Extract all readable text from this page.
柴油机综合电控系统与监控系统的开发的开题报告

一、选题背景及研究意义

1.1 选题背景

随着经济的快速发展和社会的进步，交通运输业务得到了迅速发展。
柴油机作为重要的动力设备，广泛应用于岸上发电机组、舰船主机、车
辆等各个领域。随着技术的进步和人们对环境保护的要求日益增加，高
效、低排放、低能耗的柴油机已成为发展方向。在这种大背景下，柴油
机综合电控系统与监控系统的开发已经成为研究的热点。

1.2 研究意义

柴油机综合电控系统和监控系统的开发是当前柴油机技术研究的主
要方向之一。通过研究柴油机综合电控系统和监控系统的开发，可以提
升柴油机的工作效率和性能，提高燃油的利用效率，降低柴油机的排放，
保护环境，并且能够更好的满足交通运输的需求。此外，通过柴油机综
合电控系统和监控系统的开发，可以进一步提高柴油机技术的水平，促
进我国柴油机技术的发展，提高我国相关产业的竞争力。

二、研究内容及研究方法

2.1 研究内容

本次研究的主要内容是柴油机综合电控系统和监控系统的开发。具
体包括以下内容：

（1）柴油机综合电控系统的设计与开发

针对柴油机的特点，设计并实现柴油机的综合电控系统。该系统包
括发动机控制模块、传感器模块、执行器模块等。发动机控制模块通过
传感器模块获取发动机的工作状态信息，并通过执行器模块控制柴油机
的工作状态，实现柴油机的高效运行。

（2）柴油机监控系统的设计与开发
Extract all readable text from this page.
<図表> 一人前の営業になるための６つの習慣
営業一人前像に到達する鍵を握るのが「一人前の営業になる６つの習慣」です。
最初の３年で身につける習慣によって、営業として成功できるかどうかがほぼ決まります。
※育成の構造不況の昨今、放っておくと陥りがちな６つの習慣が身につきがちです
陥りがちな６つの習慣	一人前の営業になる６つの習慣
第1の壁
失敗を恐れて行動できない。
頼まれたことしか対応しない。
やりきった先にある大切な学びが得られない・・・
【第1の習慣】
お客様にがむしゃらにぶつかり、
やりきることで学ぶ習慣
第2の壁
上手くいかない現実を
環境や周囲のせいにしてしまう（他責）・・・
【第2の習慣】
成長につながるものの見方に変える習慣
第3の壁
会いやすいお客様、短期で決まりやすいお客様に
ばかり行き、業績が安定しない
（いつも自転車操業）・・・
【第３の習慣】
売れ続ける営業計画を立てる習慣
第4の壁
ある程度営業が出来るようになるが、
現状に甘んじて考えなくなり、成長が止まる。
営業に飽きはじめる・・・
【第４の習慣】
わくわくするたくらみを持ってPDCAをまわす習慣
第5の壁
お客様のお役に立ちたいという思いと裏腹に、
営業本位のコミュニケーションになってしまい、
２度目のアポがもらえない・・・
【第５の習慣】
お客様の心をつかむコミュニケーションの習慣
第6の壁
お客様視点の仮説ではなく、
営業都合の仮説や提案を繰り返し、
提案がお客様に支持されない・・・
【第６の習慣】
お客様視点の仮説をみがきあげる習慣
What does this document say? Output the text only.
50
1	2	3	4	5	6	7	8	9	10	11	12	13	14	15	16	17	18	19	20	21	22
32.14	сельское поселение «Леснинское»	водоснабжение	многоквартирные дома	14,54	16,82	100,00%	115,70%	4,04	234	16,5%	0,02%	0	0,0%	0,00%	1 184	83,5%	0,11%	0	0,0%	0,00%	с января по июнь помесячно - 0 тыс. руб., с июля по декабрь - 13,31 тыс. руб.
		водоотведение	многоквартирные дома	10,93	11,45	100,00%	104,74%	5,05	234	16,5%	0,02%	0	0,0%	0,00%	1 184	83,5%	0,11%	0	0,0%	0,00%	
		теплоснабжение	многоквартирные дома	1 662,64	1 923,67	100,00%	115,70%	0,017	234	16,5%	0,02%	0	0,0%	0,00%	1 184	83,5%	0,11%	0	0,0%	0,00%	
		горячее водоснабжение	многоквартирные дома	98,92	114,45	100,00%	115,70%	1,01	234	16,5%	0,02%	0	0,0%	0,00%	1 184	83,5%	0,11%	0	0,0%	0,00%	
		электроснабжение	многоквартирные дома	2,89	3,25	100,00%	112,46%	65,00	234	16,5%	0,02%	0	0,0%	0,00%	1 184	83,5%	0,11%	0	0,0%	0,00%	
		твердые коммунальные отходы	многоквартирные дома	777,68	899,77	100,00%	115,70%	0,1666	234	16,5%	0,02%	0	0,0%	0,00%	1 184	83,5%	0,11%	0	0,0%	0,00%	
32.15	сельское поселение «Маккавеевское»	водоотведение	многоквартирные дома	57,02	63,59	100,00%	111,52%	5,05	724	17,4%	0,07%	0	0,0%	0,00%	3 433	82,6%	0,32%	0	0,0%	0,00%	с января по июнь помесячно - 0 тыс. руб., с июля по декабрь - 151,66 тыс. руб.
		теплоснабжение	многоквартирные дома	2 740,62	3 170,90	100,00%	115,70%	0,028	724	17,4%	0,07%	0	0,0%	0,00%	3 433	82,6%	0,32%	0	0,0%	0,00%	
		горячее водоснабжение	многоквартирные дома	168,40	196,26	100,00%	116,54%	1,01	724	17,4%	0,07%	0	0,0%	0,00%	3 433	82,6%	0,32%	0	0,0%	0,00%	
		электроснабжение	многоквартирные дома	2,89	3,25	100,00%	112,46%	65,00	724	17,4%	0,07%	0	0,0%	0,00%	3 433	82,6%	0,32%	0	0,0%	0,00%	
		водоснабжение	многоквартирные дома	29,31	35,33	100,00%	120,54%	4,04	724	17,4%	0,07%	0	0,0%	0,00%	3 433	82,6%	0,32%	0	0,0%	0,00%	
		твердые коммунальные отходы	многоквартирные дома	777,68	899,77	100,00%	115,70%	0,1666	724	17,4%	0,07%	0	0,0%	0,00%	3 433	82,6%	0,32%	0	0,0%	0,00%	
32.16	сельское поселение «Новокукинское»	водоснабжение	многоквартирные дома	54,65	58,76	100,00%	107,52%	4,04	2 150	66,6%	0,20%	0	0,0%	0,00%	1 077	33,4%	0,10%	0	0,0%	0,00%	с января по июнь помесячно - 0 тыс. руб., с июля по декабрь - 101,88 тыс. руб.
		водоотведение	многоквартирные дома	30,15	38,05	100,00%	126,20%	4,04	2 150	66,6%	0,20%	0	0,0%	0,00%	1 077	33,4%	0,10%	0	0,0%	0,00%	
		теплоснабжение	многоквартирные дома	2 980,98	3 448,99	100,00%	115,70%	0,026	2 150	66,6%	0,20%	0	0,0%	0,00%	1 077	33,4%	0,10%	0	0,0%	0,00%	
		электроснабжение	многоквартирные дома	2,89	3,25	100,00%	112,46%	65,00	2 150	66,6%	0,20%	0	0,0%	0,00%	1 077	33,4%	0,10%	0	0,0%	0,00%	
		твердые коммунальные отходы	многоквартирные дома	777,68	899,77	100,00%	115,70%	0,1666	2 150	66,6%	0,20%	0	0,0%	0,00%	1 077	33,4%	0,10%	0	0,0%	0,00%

☆ ☆ ☆ ☆ ☆ ☆ ☆

Give back each line above precisely as it stands.

● **Written reply**
Extract all readable text from this page.
柴油机综合电控系统与监控系统的开发的开题报告

一、选题背景及研究意义

1.1 选题背景

随着经济的快速发展和社会的进步，交通运输业务得到了迅速发展。
柴油机作为重要的动力设备，广泛应用于岸上发电机组、舰船主机、车
辆等各个领域。随着技术的进步和人们对环境保护的要求日益增加，高
效、低排放、低能耗的柴油机已成为发展方向。在这种大背景下，柴油
机综合电控系统与监控系统的开发已经成为研究的热点。

1.2 研究意义

柴油机综合电控系统和监控系统的开发是当前柴油机技术研究的主
要方向之一。通过研究柴油机综合电控系统和监控系统的开发，可以提
升柴油机的工作效率和性能，提高燃油的利用效率，降低柴油机的排放，
保护环境，并且能够更好的满足交通运输的需求。此外，通过柴油机综
合电控系统和监控系统的开发，可以进一步提高柴油机技术的水平，促
进我国柴油机技术的发展，提高我国相关产业的竞争力。

二、研究内容及研究方法

2.1 研究内容

本次研究的主要内容是柴油机综合电控系统和监控系统的开发。具
体包括以下内容：

（1）柴油机综合电控系统的设计与开发

针对柴油机的特点，设计并实现柴油机的综合电控系统。该系统包
括发动机控制模块、传感器模块、执行器模块等。发动机控制模块通过
传感器模块获取发动机的工作状态信息，并通过执行器模块控制柴油机
的工作状态，实现柴油机的高效运行。

（2）柴油机监控系统的设计与开发
Extract all readable text from this page.
<図表> 一人前の営業になるための６つの習慣
営業一人前像に到達する鍵を握るのが「一人前の営業になる６つの習慣」です。
最初の３年で身につける習慣によって、営業として成功できるかどうかがほぼ決まります。
※育成の構造不況の昨今、放っておくと陥りがちな６つの習慣が身につきがちです
陥りがちな６つの習慣	一人前の営業になる６つの習慣
第1の壁
失敗を恐れて行動できない。
頼まれたことしか対応しない。
やりきった先にある大切な学びが得られない・・・
【第1の習慣】
お客様にがむしゃらにぶつかり、
やりきることで学ぶ習慣
第2の壁
上手くいかない現実を
環境や周囲のせいにしてしまう（他責）・・・
【第2の習慣】
成長につながるものの見方に変える習慣
第3の壁
会いやすいお客様、短期で決まりやすいお客様に
ばかり行き、業績が安定しない
（いつも自転車操業）・・・
【第３の習慣】
売れ続ける営業計画を立てる習慣
第4の壁
ある程度営業が出来るようになるが、
現状に甘んじて考えなくなり、成長が止まる。
営業に飽きはじめる・・・
【第４の習慣】
わくわくするたくらみを持ってPDCAをまわす習慣
第5の壁
お客様のお役に立ちたいという思いと裏腹に、
営業本位のコミュニケーションになってしまい、
２度目のアポがもらえない・・・
【第５の習慣】
お客様の心をつかむコミュニケーションの習慣
第6の壁
お客様視点の仮説ではなく、
営業都合の仮説や提案を繰り返し、
提案がお客様に支持されない・・・
【第６の習慣】
お客様視点の仮説をみがきあげる習慣
What does this document say? Output the text only.
50
1	2	3	4	5	6	7	8	9	10	11	12	13	14	15	16	17	18	19	20	21	22
32.14	сельское поселение «Леснинское»	водоснабжение	многоквартирные дома	14,54	16,82	100,00%	115,70%	4,04	234	16,5%	0,02%	0	0,0%	0,00%	1 184	83,5%	0,11%	0	0,0%	0,00%	с января по июнь помесячно - 0 тыс. руб., с июля по декабрь - 13,31 тыс. руб.
		водоотведение	многоквартирные дома	10,93	11,45	100,00%	104,74%	5,05	234	16,5%	0,02%	0	0,0%	0,00%	1 184	83,5%	0,11%	0	0,0%	0,00%	
		теплоснабжение	многоквартирные дома	1 662,64	1 923,67	100,00%	115,70%	0,017	234	16,5%	0,02%	0	0,0%	0,00%	1 184	83,5%	0,11%	0	0,0%	0,00%	
		горячее водоснабжение	многоквартирные дома	98,92	114,45	100,00%	115,70%	1,01	234	16,5%	0,02%	0	0,0%	0,00%	1 184	83,5%	0,11%	0	0,0%	0,00%	
		электроснабжение	многоквартирные дома	2,89	3,25	100,00%	112,46%	65,00	234	16,5%	0,02%	0	0,0%	0,00%	1 184	83,5%	0,11%	0	0,0%	0,00%	
		твердые коммунальные отходы	многоквартирные дома	777,68	899,77	100,00%	115,70%	0,1666	234	16,5%	0,02%	0	0,0%	0,00%	1 184	83,5%	0,11%	0	0,0%	0,00%	
32.15	сельское поселение «Маккавеевское»	водоотведение	многоквартирные дома	57,02	63,59	100,00%	111,52%	5,05	724	17,4%	0,07%	0	0,0%	0,00%	3 433	82,6%	0,32%	0	0,0%	0,00%	с января по июнь помесячно - 0 тыс. руб., с июля по декабрь - 151,66 тыс. руб.
		теплоснабжение	многоквартирные дома	2 740,62	3 170,90	100,00%	115,70%	0,028	724	17,4%	0,07%	0	0,0%	0,00%	3 433	82,6%	0,32%	0	0,0%	0,00%	
		горячее водоснабжение	многоквартирные дома	168,40	196,26	100,00%	116,54%	1,01	724	17,4%	0,07%	0	0,0%	0,00%	3 433	82,6%	0,32%	0	0,0%	0,00%	
		электроснабжение	многоквартирные дома	2,89	3,25	100,00%	112,46%	65,00	724	17,4%	0,07%	0	0,0%	0,00%	3 433	82,6%	0,32%	0	0,0%	0,00%	
		водоснабжение	многоквартирные дома	29,31	35,33	100,00%	120,54%	4,04	724	17,4%	0,07%	0	0,0%	0,00%	3 433	82,6%	0,32%	0	0,0%	0,00%	
		твердые коммунальные отходы	многоквартирные дома	777,68	899,77	100,00%	115,70%	0,1666	724	17,4%	0,07%	0	0,0%	0,00%	3 433	82,6%	0,32%	0	0,0%	0,00%	
32.16	сельское поселение «Новокукинское»	водоснабжение	многоквартирные дома	54,65	58,76	100,00%	107,52%	4,04	2 150	66,6%	0,20%	0	0,0%	0,00%	1 077	33,4%	0,10%	0	0,0%	0,00%	с января по июнь помесячно - 0 тыс. руб., с июля по декабрь - 101,88 тыс. руб.
		водоотведение	многоквартирные дома	30,15	38,05	100,00%	126,20%	4,04	2 150	66,6%	0,20%	0	0,0%	0,00%	1 077	33,4%	0,10%	0	0,0%	0,00%	
		теплоснабжение	многоквартирные дома	2 980,98	3 448,99	100,00%	115,70%	0,026	2 150	66,6%	0,20%	0	0,0%	0,00%	1 077	33,4%	0,10%	0	0,0%	0,00%	
		электроснабжение	многоквартирные дома	2,89	3,25	100,00%	112,46%	65,00	2 150	66,6%	0,20%	0	0,0%	0,00%	1 077	33,4%	0,10%	0	0,0%	0,00%	
		твердые коммунальные отходы	многоквартирные дома	777,68	899,77	100,00%	115,70%	0,1666	2 150	66,6%	0,20%	0	0,0%	0,00%	1 077	33,4%	0,10%	0	0,0%	0,00%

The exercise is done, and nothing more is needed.